• Objective:
The records below are to be copied word for word, with every picture left out.

• Records for this exercise:
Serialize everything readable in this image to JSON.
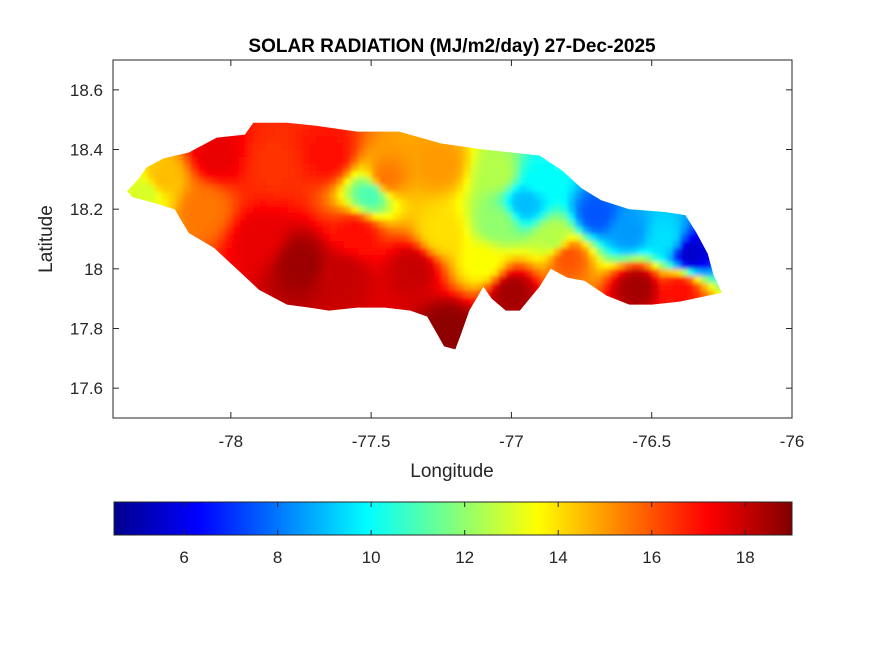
{
  "chart_data": {
    "type": "heatmap",
    "title": "SOLAR RADIATION (MJ/m2/day) 27-Dec-2025",
    "xlabel": "Longitude",
    "ylabel": "Latitude",
    "xlim": [
      -78.42,
      -76
    ],
    "ylim": [
      17.5,
      18.7
    ],
    "x_ticks": [
      -78,
      -77.5,
      -77,
      -76.5,
      -76
    ],
    "x_tick_labels": [
      "-78",
      "-77.5",
      "-77",
      "-76.5",
      "-76"
    ],
    "y_ticks": [
      17.6,
      17.8,
      18,
      18.2,
      18.4,
      18.6
    ],
    "y_tick_labels": [
      "17.6",
      "17.8",
      "18",
      "18.2",
      "18.4",
      "18.6"
    ],
    "colorbar": {
      "colormap": "jet",
      "orientation": "horizontal",
      "location": "bottom",
      "clim": [
        4.5,
        19
      ],
      "ticks": [
        6,
        8,
        10,
        12,
        14,
        16,
        18
      ],
      "tick_labels": [
        "6",
        "8",
        "10",
        "12",
        "14",
        "16",
        "18"
      ]
    },
    "region_outline_lonlat": [
      [
        -78.37,
        18.26
      ],
      [
        -78.33,
        18.3
      ],
      [
        -78.3,
        18.34
      ],
      [
        -78.24,
        18.37
      ],
      [
        -78.15,
        18.39
      ],
      [
        -78.05,
        18.44
      ],
      [
        -77.95,
        18.45
      ],
      [
        -77.92,
        18.49
      ],
      [
        -77.8,
        18.49
      ],
      [
        -77.7,
        18.48
      ],
      [
        -77.55,
        18.46
      ],
      [
        -77.4,
        18.46
      ],
      [
        -77.25,
        18.42
      ],
      [
        -77.1,
        18.4
      ],
      [
        -77.0,
        18.39
      ],
      [
        -76.9,
        18.38
      ],
      [
        -76.82,
        18.33
      ],
      [
        -76.75,
        18.27
      ],
      [
        -76.68,
        18.23
      ],
      [
        -76.58,
        18.2
      ],
      [
        -76.45,
        18.19
      ],
      [
        -76.38,
        18.18
      ],
      [
        -76.34,
        18.12
      ],
      [
        -76.3,
        18.05
      ],
      [
        -76.28,
        17.98
      ],
      [
        -76.25,
        17.92
      ],
      [
        -76.3,
        17.91
      ],
      [
        -76.4,
        17.89
      ],
      [
        -76.5,
        17.88
      ],
      [
        -76.58,
        17.88
      ],
      [
        -76.66,
        17.91
      ],
      [
        -76.74,
        17.96
      ],
      [
        -76.8,
        17.97
      ],
      [
        -76.86,
        18.0
      ],
      [
        -76.9,
        17.94
      ],
      [
        -76.97,
        17.86
      ],
      [
        -77.02,
        17.86
      ],
      [
        -77.07,
        17.9
      ],
      [
        -77.1,
        17.94
      ],
      [
        -77.15,
        17.86
      ],
      [
        -77.18,
        17.78
      ],
      [
        -77.2,
        17.73
      ],
      [
        -77.24,
        17.74
      ],
      [
        -77.27,
        17.79
      ],
      [
        -77.3,
        17.84
      ],
      [
        -77.36,
        17.86
      ],
      [
        -77.45,
        17.87
      ],
      [
        -77.55,
        17.87
      ],
      [
        -77.65,
        17.86
      ],
      [
        -77.72,
        17.87
      ],
      [
        -77.8,
        17.88
      ],
      [
        -77.9,
        17.93
      ],
      [
        -77.98,
        18.0
      ],
      [
        -78.06,
        18.07
      ],
      [
        -78.15,
        18.12
      ],
      [
        -78.2,
        18.2
      ],
      [
        -78.27,
        18.22
      ],
      [
        -78.35,
        18.24
      ]
    ],
    "field_anchor_points": [
      {
        "lon": -78.25,
        "lat": 18.3,
        "value": 14.5
      },
      {
        "lon": -78.05,
        "lat": 18.38,
        "value": 17.5
      },
      {
        "lon": -77.85,
        "lat": 18.35,
        "value": 16.5
      },
      {
        "lon": -77.65,
        "lat": 18.38,
        "value": 17.0
      },
      {
        "lon": -77.45,
        "lat": 18.3,
        "value": 15.5
      },
      {
        "lon": -77.5,
        "lat": 18.25,
        "value": 11.0
      },
      {
        "lon": -77.25,
        "lat": 18.35,
        "value": 15.0
      },
      {
        "lon": -77.05,
        "lat": 18.32,
        "value": 12.5
      },
      {
        "lon": -76.9,
        "lat": 18.3,
        "value": 10.0
      },
      {
        "lon": -76.95,
        "lat": 18.22,
        "value": 9.0
      },
      {
        "lon": -77.05,
        "lat": 18.15,
        "value": 12.0
      },
      {
        "lon": -76.85,
        "lat": 18.1,
        "value": 12.5
      },
      {
        "lon": -76.7,
        "lat": 18.18,
        "value": 7.5
      },
      {
        "lon": -76.58,
        "lat": 18.12,
        "value": 8.5
      },
      {
        "lon": -76.45,
        "lat": 18.1,
        "value": 9.5
      },
      {
        "lon": -76.36,
        "lat": 18.05,
        "value": 5.5
      },
      {
        "lon": -76.55,
        "lat": 17.94,
        "value": 18.5
      },
      {
        "lon": -76.4,
        "lat": 17.93,
        "value": 17.0
      },
      {
        "lon": -76.8,
        "lat": 18.04,
        "value": 16.0
      },
      {
        "lon": -77.0,
        "lat": 17.92,
        "value": 18.5
      },
      {
        "lon": -77.22,
        "lat": 17.8,
        "value": 18.8
      },
      {
        "lon": -77.35,
        "lat": 18.0,
        "value": 18.0
      },
      {
        "lon": -77.6,
        "lat": 17.98,
        "value": 18.0
      },
      {
        "lon": -77.75,
        "lat": 18.02,
        "value": 18.6
      },
      {
        "lon": -77.9,
        "lat": 18.1,
        "value": 17.5
      },
      {
        "lon": -78.1,
        "lat": 18.2,
        "value": 15.5
      },
      {
        "lon": -77.25,
        "lat": 18.12,
        "value": 14.0
      },
      {
        "lon": -77.1,
        "lat": 18.02,
        "value": 13.5
      },
      {
        "lon": -77.55,
        "lat": 18.12,
        "value": 17.0
      },
      {
        "lon": -78.3,
        "lat": 18.26,
        "value": 13.0
      }
    ]
  }
}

• Solved problem:
Serialize everything readable in this image to JSON.
{
  "chart_data": {
    "type": "heatmap",
    "title": "SOLAR RADIATION (MJ/m2/day) 27-Dec-2025",
    "xlabel": "Longitude",
    "ylabel": "Latitude",
    "xlim": [
      -78.42,
      -76
    ],
    "ylim": [
      17.5,
      18.7
    ],
    "x_ticks": [
      -78,
      -77.5,
      -77,
      -76.5,
      -76
    ],
    "x_tick_labels": [
      "-78",
      "-77.5",
      "-77",
      "-76.5",
      "-76"
    ],
    "y_ticks": [
      17.6,
      17.8,
      18,
      18.2,
      18.4,
      18.6
    ],
    "y_tick_labels": [
      "17.6",
      "17.8",
      "18",
      "18.2",
      "18.4",
      "18.6"
    ],
    "colorbar": {
      "colormap": "jet",
      "orientation": "horizontal",
      "location": "bottom",
      "clim": [
        4.5,
        19
      ],
      "ticks": [
        6,
        8,
        10,
        12,
        14,
        16,
        18
      ],
      "tick_labels": [
        "6",
        "8",
        "10",
        "12",
        "14",
        "16",
        "18"
      ]
    },
    "region_outline_lonlat": [
      [
        -78.37,
        18.26
      ],
      [
        -78.33,
        18.3
      ],
      [
        -78.3,
        18.34
      ],
      [
        -78.24,
        18.37
      ],
      [
        -78.15,
        18.39
      ],
      [
        -78.05,
        18.44
      ],
      [
        -77.95,
        18.45
      ],
      [
        -77.92,
        18.49
      ],
      [
        -77.8,
        18.49
      ],
      [
        -77.7,
        18.48
      ],
      [
        -77.55,
        18.46
      ],
      [
        -77.4,
        18.46
      ],
      [
        -77.25,
        18.42
      ],
      [
        -77.1,
        18.4
      ],
      [
        -77.0,
        18.39
      ],
      [
        -76.9,
        18.38
      ],
      [
        -76.82,
        18.33
      ],
      [
        -76.75,
        18.27
      ],
      [
        -76.68,
        18.23
      ],
      [
        -76.58,
        18.2
      ],
      [
        -76.45,
        18.19
      ],
      [
        -76.38,
        18.18
      ],
      [
        -76.34,
        18.12
      ],
      [
        -76.3,
        18.05
      ],
      [
        -76.28,
        17.98
      ],
      [
        -76.25,
        17.92
      ],
      [
        -76.3,
        17.91
      ],
      [
        -76.4,
        17.89
      ],
      [
        -76.5,
        17.88
      ],
      [
        -76.58,
        17.88
      ],
      [
        -76.66,
        17.91
      ],
      [
        -76.74,
        17.96
      ],
      [
        -76.8,
        17.97
      ],
      [
        -76.86,
        18.0
      ],
      [
        -76.9,
        17.94
      ],
      [
        -76.97,
        17.86
      ],
      [
        -77.02,
        17.86
      ],
      [
        -77.07,
        17.9
      ],
      [
        -77.1,
        17.94
      ],
      [
        -77.15,
        17.86
      ],
      [
        -77.18,
        17.78
      ],
      [
        -77.2,
        17.73
      ],
      [
        -77.24,
        17.74
      ],
      [
        -77.27,
        17.79
      ],
      [
        -77.3,
        17.84
      ],
      [
        -77.36,
        17.86
      ],
      [
        -77.45,
        17.87
      ],
      [
        -77.55,
        17.87
      ],
      [
        -77.65,
        17.86
      ],
      [
        -77.72,
        17.87
      ],
      [
        -77.8,
        17.88
      ],
      [
        -77.9,
        17.93
      ],
      [
        -77.98,
        18.0
      ],
      [
        -78.06,
        18.07
      ],
      [
        -78.15,
        18.12
      ],
      [
        -78.2,
        18.2
      ],
      [
        -78.27,
        18.22
      ],
      [
        -78.35,
        18.24
      ]
    ],
    "field_anchor_points": [
      {
        "lon": -78.25,
        "lat": 18.3,
        "value": 14.5
      },
      {
        "lon": -78.05,
        "lat": 18.38,
        "value": 17.5
      },
      {
        "lon": -77.85,
        "lat": 18.35,
        "value": 16.5
      },
      {
        "lon": -77.65,
        "lat": 18.38,
        "value": 17.0
      },
      {
        "lon": -77.45,
        "lat": 18.3,
        "value": 15.5
      },
      {
        "lon": -77.5,
        "lat": 18.25,
        "value": 11.0
      },
      {
        "lon": -77.25,
        "lat": 18.35,
        "value": 15.0
      },
      {
        "lon": -77.05,
        "lat": 18.32,
        "value": 12.5
      },
      {
        "lon": -76.9,
        "lat": 18.3,
        "value": 10.0
      },
      {
        "lon": -76.95,
        "lat": 18.22,
        "value": 9.0
      },
      {
        "lon": -77.05,
        "lat": 18.15,
        "value": 12.0
      },
      {
        "lon": -76.85,
        "lat": 18.1,
        "value": 12.5
      },
      {
        "lon": -76.7,
        "lat": 18.18,
        "value": 7.5
      },
      {
        "lon": -76.58,
        "lat": 18.12,
        "value": 8.5
      },
      {
        "lon": -76.45,
        "lat": 18.1,
        "value": 9.5
      },
      {
        "lon": -76.36,
        "lat": 18.05,
        "value": 5.5
      },
      {
        "lon": -76.55,
        "lat": 17.94,
        "value": 18.5
      },
      {
        "lon": -76.4,
        "lat": 17.93,
        "value": 17.0
      },
      {
        "lon": -76.8,
        "lat": 18.04,
        "value": 16.0
      },
      {
        "lon": -77.0,
        "lat": 17.92,
        "value": 18.5
      },
      {
        "lon": -77.22,
        "lat": 17.8,
        "value": 18.8
      },
      {
        "lon": -77.35,
        "lat": 18.0,
        "value": 18.0
      },
      {
        "lon": -77.6,
        "lat": 17.98,
        "value": 18.0
      },
      {
        "lon": -77.75,
        "lat": 18.02,
        "value": 18.6
      },
      {
        "lon": -77.9,
        "lat": 18.1,
        "value": 17.5
      },
      {
        "lon": -78.1,
        "lat": 18.2,
        "value": 15.5
      },
      {
        "lon": -77.25,
        "lat": 18.12,
        "value": 14.0
      },
      {
        "lon": -77.1,
        "lat": 18.02,
        "value": 13.5
      },
      {
        "lon": -77.55,
        "lat": 18.12,
        "value": 17.0
      },
      {
        "lon": -78.3,
        "lat": 18.26,
        "value": 13.0
      }
    ]
  }
}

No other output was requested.